=== Objective ===
Copy the records that follow exactly as written, but not their pictures.
>> Begin Input
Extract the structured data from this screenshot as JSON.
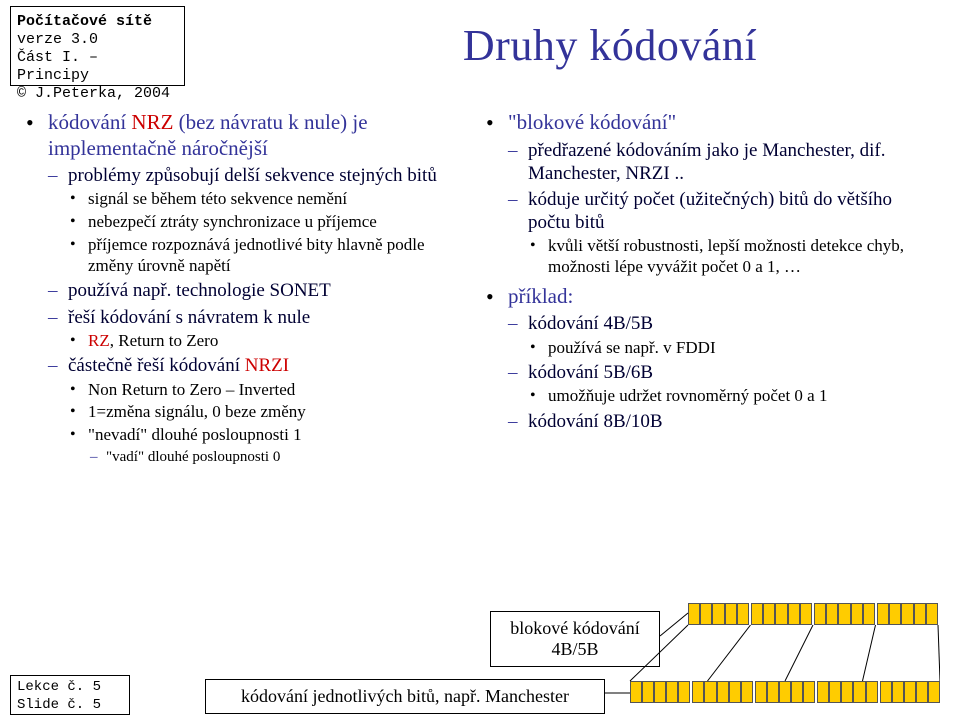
{
  "header": {
    "line1_bold": "Počítačové sítě",
    "line2": "verze 3.0",
    "line3": "Část I. – Principy",
    "line4": "© J.Peterka, 2004"
  },
  "title": "Druhy kódování",
  "left": {
    "b1": "kódování ",
    "b1_red": "NRZ",
    "b1_after": " (bez návratu k nule) je implementačně náročnější",
    "b1_s1": "problémy způsobují delší sekvence stejných bitů",
    "b1_s1_a": "signál se během této sekvence nemění",
    "b1_s1_b": "nebezpečí ztráty synchronizace u příjemce",
    "b1_s1_c": "příjemce rozpoznává jednotlivé bity hlavně podle změny úrovně napětí",
    "b1_s2": "používá např. technologie SONET",
    "b1_s3": "řeší kódování s návratem k nule",
    "b1_s3_a_red": "RZ",
    "b1_s3_a_after": ", Return to Zero",
    "b1_s4": "částečně řeší kódování ",
    "b1_s4_red": "NRZI",
    "b1_s4_a": "Non Return to Zero – Inverted",
    "b1_s4_b": "1=změna signálu, 0 beze změny",
    "b1_s4_c": "\"nevadí\" dlouhé posloupnosti 1",
    "b1_s4_c_1": "\"vadí\" dlouhé posloupnosti 0"
  },
  "right": {
    "b1": "\"blokové kódování\"",
    "b1_s1": "předřazené kódováním jako je Manchester, dif. Manchester, NRZI ..",
    "b1_s2": "kóduje určitý počet (užitečných) bitů do většího počtu bitů",
    "b1_s2_a": "kvůli větší robustnosti, lepší možnosti detekce chyb, možnosti lépe vyvážit počet 0 a 1, …",
    "b2": "příklad:",
    "b2_s1": "kódování 4B/5B",
    "b2_s1_a": "používá se např. v FDDI",
    "b2_s2": "kódování 5B/6B",
    "b2_s2_a": "umožňuje udržet rovnoměrný počet 0 a 1",
    "b2_s3": "kódování 8B/10B"
  },
  "diagram": {
    "box_left_l1": "blokové kódování",
    "box_left_l2": "4B/5B",
    "box_bottom": "kódování jednotlivých bitů, např. Manchester",
    "top_cells": 20,
    "bot_cells": 25,
    "top_color": "#ffcc00",
    "bot_color": "#ffcc00",
    "cell_border": "#555555"
  },
  "footer": {
    "l1": "Lekce č. 5",
    "l2": "Slide č. 5"
  }
}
>> End Input
=== Expected answer ===
Extract the structured data from this screenshot as JSON.
{
  "header": {
    "line1_bold": "Počítačové sítě",
    "line2": "verze 3.0",
    "line3": "Část I. – Principy",
    "line4": "© J.Peterka, 2004"
  },
  "title": "Druhy kódování",
  "left": {
    "b1": "kódování ",
    "b1_red": "NRZ",
    "b1_after": " (bez návratu k nule) je implementačně náročnější",
    "b1_s1": "problémy způsobují delší sekvence stejných bitů",
    "b1_s1_a": "signál se během této sekvence nemění",
    "b1_s1_b": "nebezpečí ztráty synchronizace u příjemce",
    "b1_s1_c": "příjemce rozpoznává jednotlivé bity hlavně podle změny úrovně napětí",
    "b1_s2": "používá např. technologie SONET",
    "b1_s3": "řeší kódování s návratem k nule",
    "b1_s3_a_red": "RZ",
    "b1_s3_a_after": ", Return to Zero",
    "b1_s4": "částečně řeší kódování ",
    "b1_s4_red": "NRZI",
    "b1_s4_a": "Non Return to Zero – Inverted",
    "b1_s4_b": "1=změna signálu, 0 beze změny",
    "b1_s4_c": "\"nevadí\" dlouhé posloupnosti 1",
    "b1_s4_c_1": "\"vadí\" dlouhé posloupnosti 0"
  },
  "right": {
    "b1": "\"blokové kódování\"",
    "b1_s1": "předřazené kódováním jako je Manchester, dif. Manchester, NRZI ..",
    "b1_s2": "kóduje určitý počet (užitečných) bitů do většího počtu bitů",
    "b1_s2_a": "kvůli větší robustnosti, lepší možnosti detekce chyb, možnosti lépe vyvážit počet 0 a 1, …",
    "b2": "příklad:",
    "b2_s1": "kódování 4B/5B",
    "b2_s1_a": "používá se např. v FDDI",
    "b2_s2": "kódování 5B/6B",
    "b2_s2_a": "umožňuje udržet rovnoměrný počet 0 a 1",
    "b2_s3": "kódování 8B/10B"
  },
  "diagram": {
    "box_left_l1": "blokové kódování",
    "box_left_l2": "4B/5B",
    "box_bottom": "kódování jednotlivých bitů, např. Manchester",
    "top_cells": 20,
    "bot_cells": 25,
    "top_color": "#ffcc00",
    "bot_color": "#ffcc00",
    "cell_border": "#555555"
  },
  "footer": {
    "l1": "Lekce č. 5",
    "l2": "Slide č. 5"
  }
}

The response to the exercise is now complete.